◆ Data records ◆
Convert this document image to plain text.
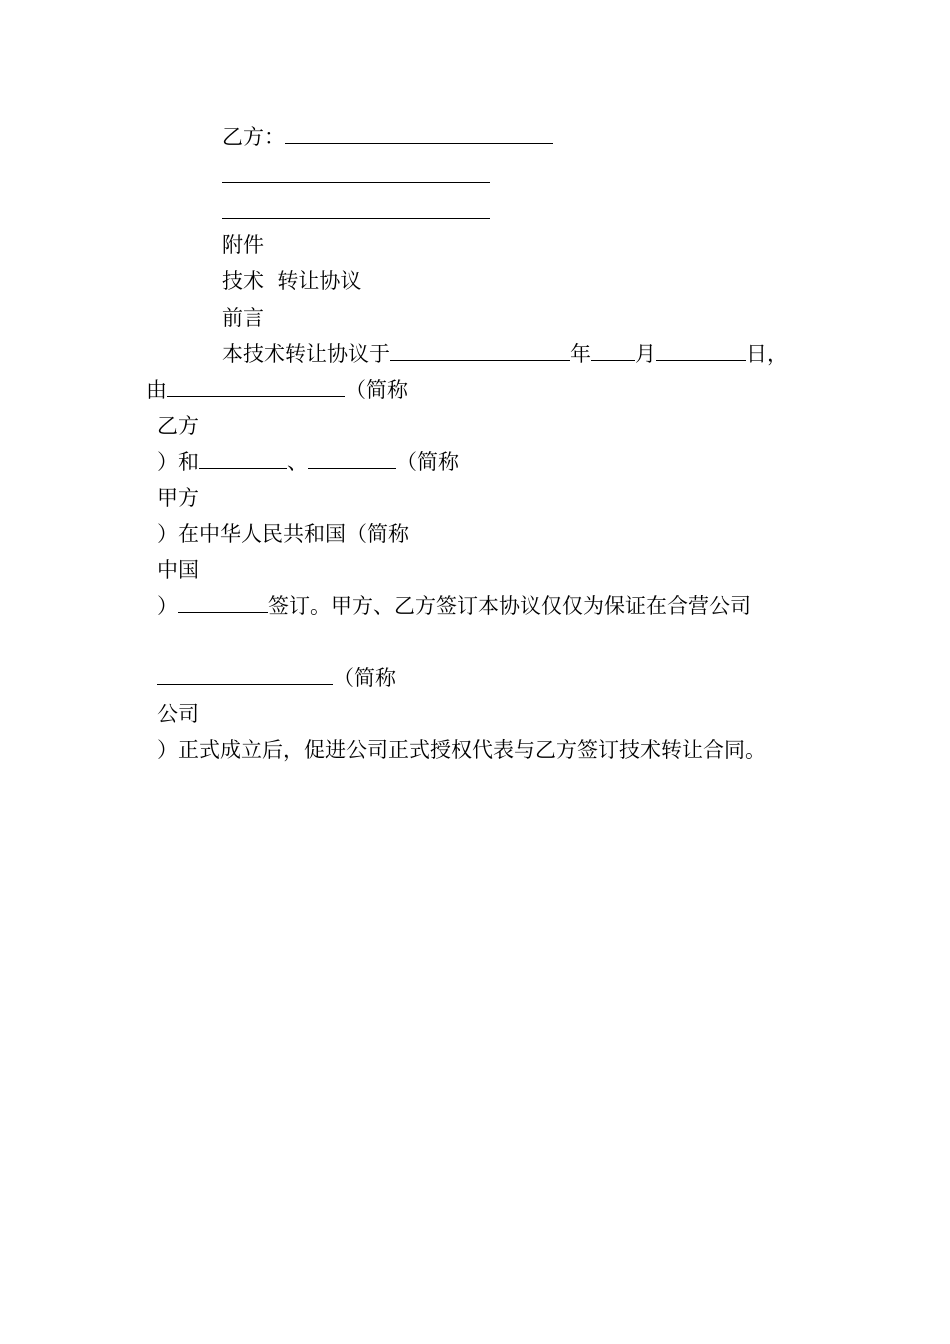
乙方：
附件
技术  转让协议
前言
本技术转让协议于	年 月	日，
由	（简称
乙方
）和	、	（简称
甲方
）在中华人民共和国（简称
中国
）	签订。甲方、乙方签订本协议仅仅为保证在合营公司
（简称
公司
）正式成立后，促进公司正式授权代表与乙方签订技术转让合同。
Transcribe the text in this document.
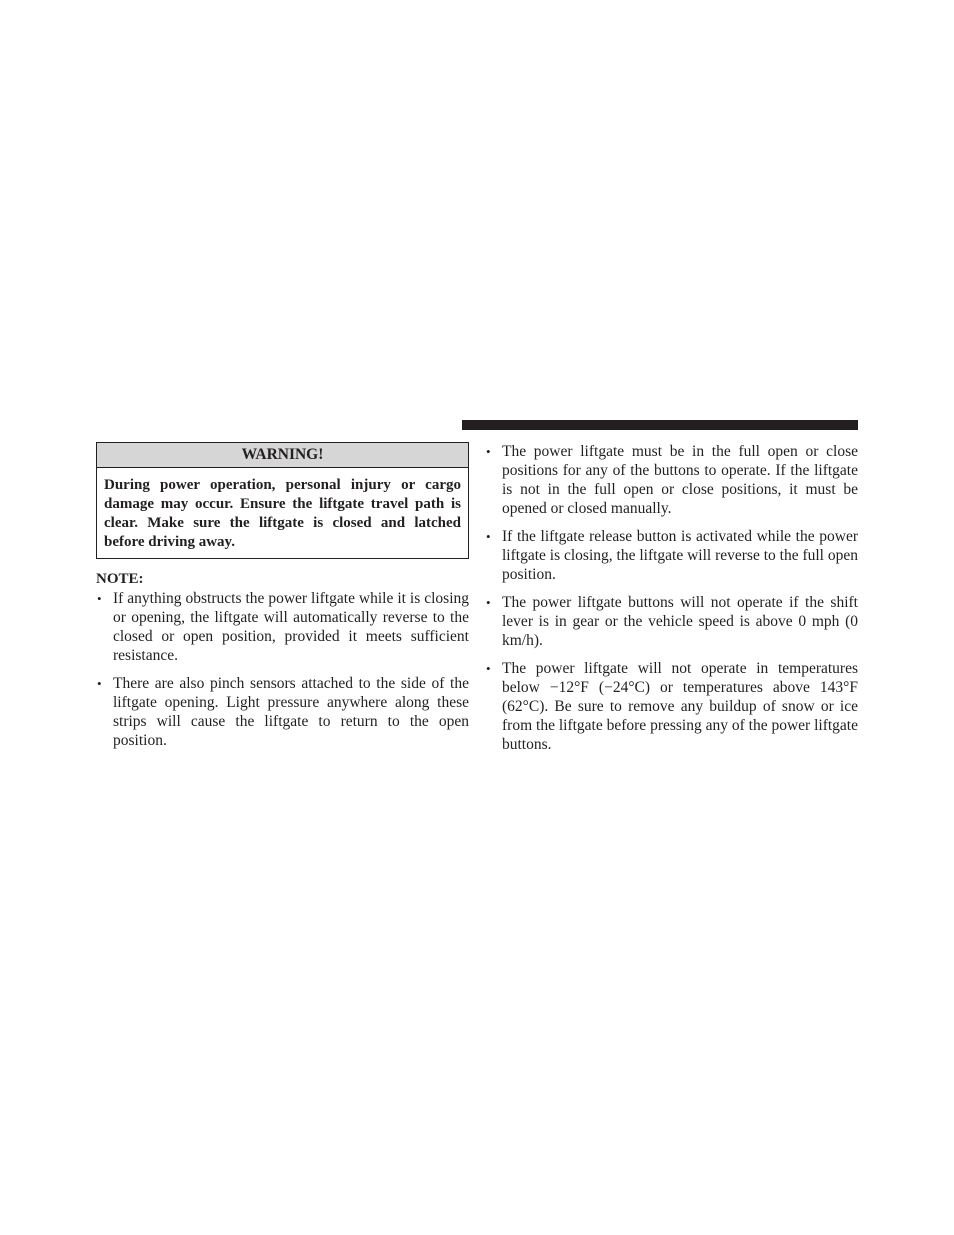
WARNING!
During power operation, personal injury or cargo damage may occur. Ensure the liftgate travel path is clear. Make sure the liftgate is closed and latched before driving away.
NOTE:
• If anything obstructs the power liftgate while it is closing or opening, the liftgate will automatically reverse to the closed or open position, provided it meets sufficient resistance.
• There are also pinch sensors attached to the side of the liftgate opening. Light pressure anywhere along these strips will cause the liftgate to return to the open position.
• The power liftgate must be in the full open or close positions for any of the buttons to operate. If the liftgate is not in the full open or close positions, it must be opened or closed manually.
• If the liftgate release button is activated while the power liftgate is closing, the liftgate will reverse to the full open position.
• The power liftgate buttons will not operate if the shift lever is in gear or the vehicle speed is above 0 mph (0 km/h).
• The power liftgate will not operate in temperatures below −12°F (−24°C) or temperatures above 143°F (62°C). Be sure to remove any buildup of snow or ice from the liftgate before pressing any of the power liftgate buttons.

◆ What the task requires ◆
Make an exact reproduction of the listing above, without any pictures.

◆ Reply ◆
Convert this document image to plain text.
乙方：
附件
技术  转让协议
前言
本技术转让协议于	年 月	日，
由	（简称
乙方
）和	、	（简称
甲方
）在中华人民共和国（简称
中国
）	签订。甲方、乙方签订本协议仅仅为保证在合营公司
（简称
公司
）正式成立后，促进公司正式授权代表与乙方签订技术转让合同。
Transcribe the text in this document.
WARNING!
During power operation, personal injury or cargo damage may occur. Ensure the liftgate travel path is clear. Make sure the liftgate is closed and latched before driving away.
NOTE:
• If anything obstructs the power liftgate while it is closing or opening, the liftgate will automatically reverse to the closed or open position, provided it meets sufficient resistance.
• There are also pinch sensors attached to the side of the liftgate opening. Light pressure anywhere along these strips will cause the liftgate to return to the open position.
• The power liftgate must be in the full open or close positions for any of the buttons to operate. If the liftgate is not in the full open or close positions, it must be opened or closed manually.
• If the liftgate release button is activated while the power liftgate is closing, the liftgate will reverse to the full open position.
• The power liftgate buttons will not operate if the shift lever is in gear or the vehicle speed is above 0 mph (0 km/h).
• The power liftgate will not operate in temperatures below −12°F (−24°C) or temperatures above 143°F (62°C). Be sure to remove any buildup of snow or ice from the liftgate before pressing any of the power liftgate buttons.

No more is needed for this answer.